**Dataset records on visual material:**
──────────────────────────────

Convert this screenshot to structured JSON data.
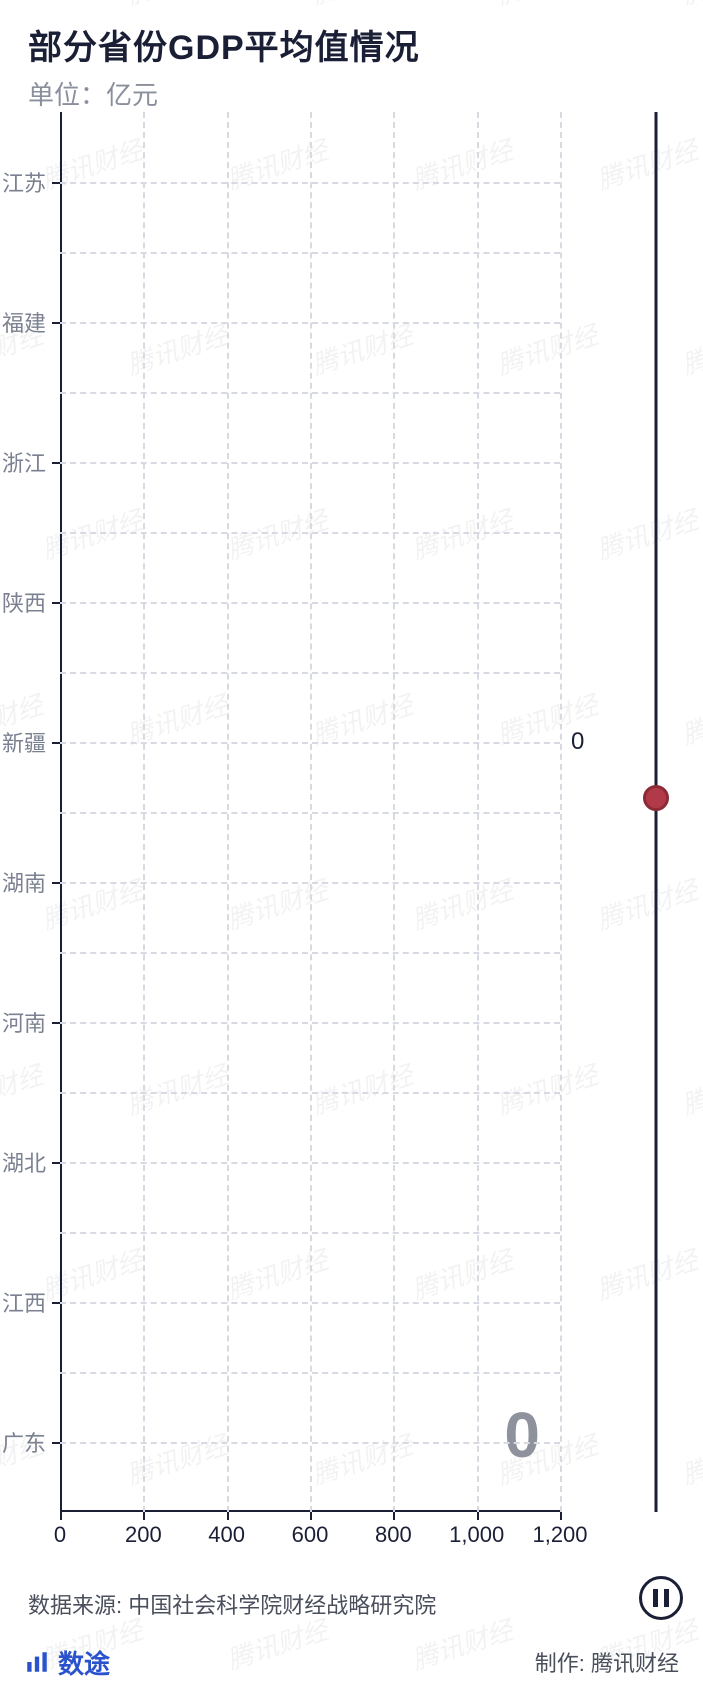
{
  "header": {
    "title": "部分省份GDP平均值情况",
    "subtitle": "单位：亿元"
  },
  "chart": {
    "type": "bar",
    "orientation": "horizontal",
    "categories": [
      "江苏",
      "福建",
      "浙江",
      "陕西",
      "新疆",
      "湖南",
      "河南",
      "湖北",
      "江西",
      "广东"
    ],
    "values": [
      0,
      0,
      0,
      0,
      0,
      0,
      0,
      0,
      0,
      0
    ],
    "value_labels_shown": [
      0
    ],
    "value_label_index": 4,
    "xlim": [
      0,
      1200
    ],
    "xtick_step": 200,
    "xticks": [
      0,
      200,
      400,
      600,
      800,
      1000,
      1200
    ],
    "xtick_labels": [
      "0",
      "200",
      "400",
      "600",
      "800",
      "1,000",
      "1,200"
    ],
    "grid_color": "#d7dae2",
    "axis_color": "#1a1f36",
    "ylabel_color": "#7b8190",
    "ylabel_fontsize": 22,
    "xlabel_fontsize": 22,
    "big_counter": "0",
    "big_counter_color": "#8e929c",
    "big_counter_fontsize": 64,
    "background_color": "#ffffff"
  },
  "timeline": {
    "track_color": "#1a1f36",
    "knob_color": "#b23a48",
    "knob_border": "#8c2b37",
    "position_fraction": 0.49
  },
  "watermark": {
    "text": "腾讯财经",
    "color_rgba": "rgba(0,0,0,0.05)",
    "fontsize": 26,
    "angle_deg": -18
  },
  "source": {
    "label": "数据来源:",
    "text": "中国社会科学院财经战略研究院"
  },
  "controls": {
    "pause_icon": "pause"
  },
  "footer": {
    "brand_label": "数途",
    "brand_color": "#2952cc",
    "made_label": "制作:",
    "made_by": "腾讯财经"
  }
}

──────────────────────────────

**What you will do:** All of the records need repeating exactly, except for the pictures.

**Result:**
Convert this screenshot to structured JSON data.
{
  "header": {
    "title": "部分省份GDP平均值情况",
    "subtitle": "单位：亿元"
  },
  "chart": {
    "type": "bar",
    "orientation": "horizontal",
    "categories": [
      "江苏",
      "福建",
      "浙江",
      "陕西",
      "新疆",
      "湖南",
      "河南",
      "湖北",
      "江西",
      "广东"
    ],
    "values": [
      0,
      0,
      0,
      0,
      0,
      0,
      0,
      0,
      0,
      0
    ],
    "value_labels_shown": [
      0
    ],
    "value_label_index": 4,
    "xlim": [
      0,
      1200
    ],
    "xtick_step": 200,
    "xticks": [
      0,
      200,
      400,
      600,
      800,
      1000,
      1200
    ],
    "xtick_labels": [
      "0",
      "200",
      "400",
      "600",
      "800",
      "1,000",
      "1,200"
    ],
    "grid_color": "#d7dae2",
    "axis_color": "#1a1f36",
    "ylabel_color": "#7b8190",
    "ylabel_fontsize": 22,
    "xlabel_fontsize": 22,
    "big_counter": "0",
    "big_counter_color": "#8e929c",
    "big_counter_fontsize": 64,
    "background_color": "#ffffff"
  },
  "timeline": {
    "track_color": "#1a1f36",
    "knob_color": "#b23a48",
    "knob_border": "#8c2b37",
    "position_fraction": 0.49
  },
  "watermark": {
    "text": "腾讯财经",
    "color_rgba": "rgba(0,0,0,0.05)",
    "fontsize": 26,
    "angle_deg": -18
  },
  "source": {
    "label": "数据来源:",
    "text": "中国社会科学院财经战略研究院"
  },
  "controls": {
    "pause_icon": "pause"
  },
  "footer": {
    "brand_label": "数途",
    "brand_color": "#2952cc",
    "made_label": "制作:",
    "made_by": "腾讯财经"
  }
}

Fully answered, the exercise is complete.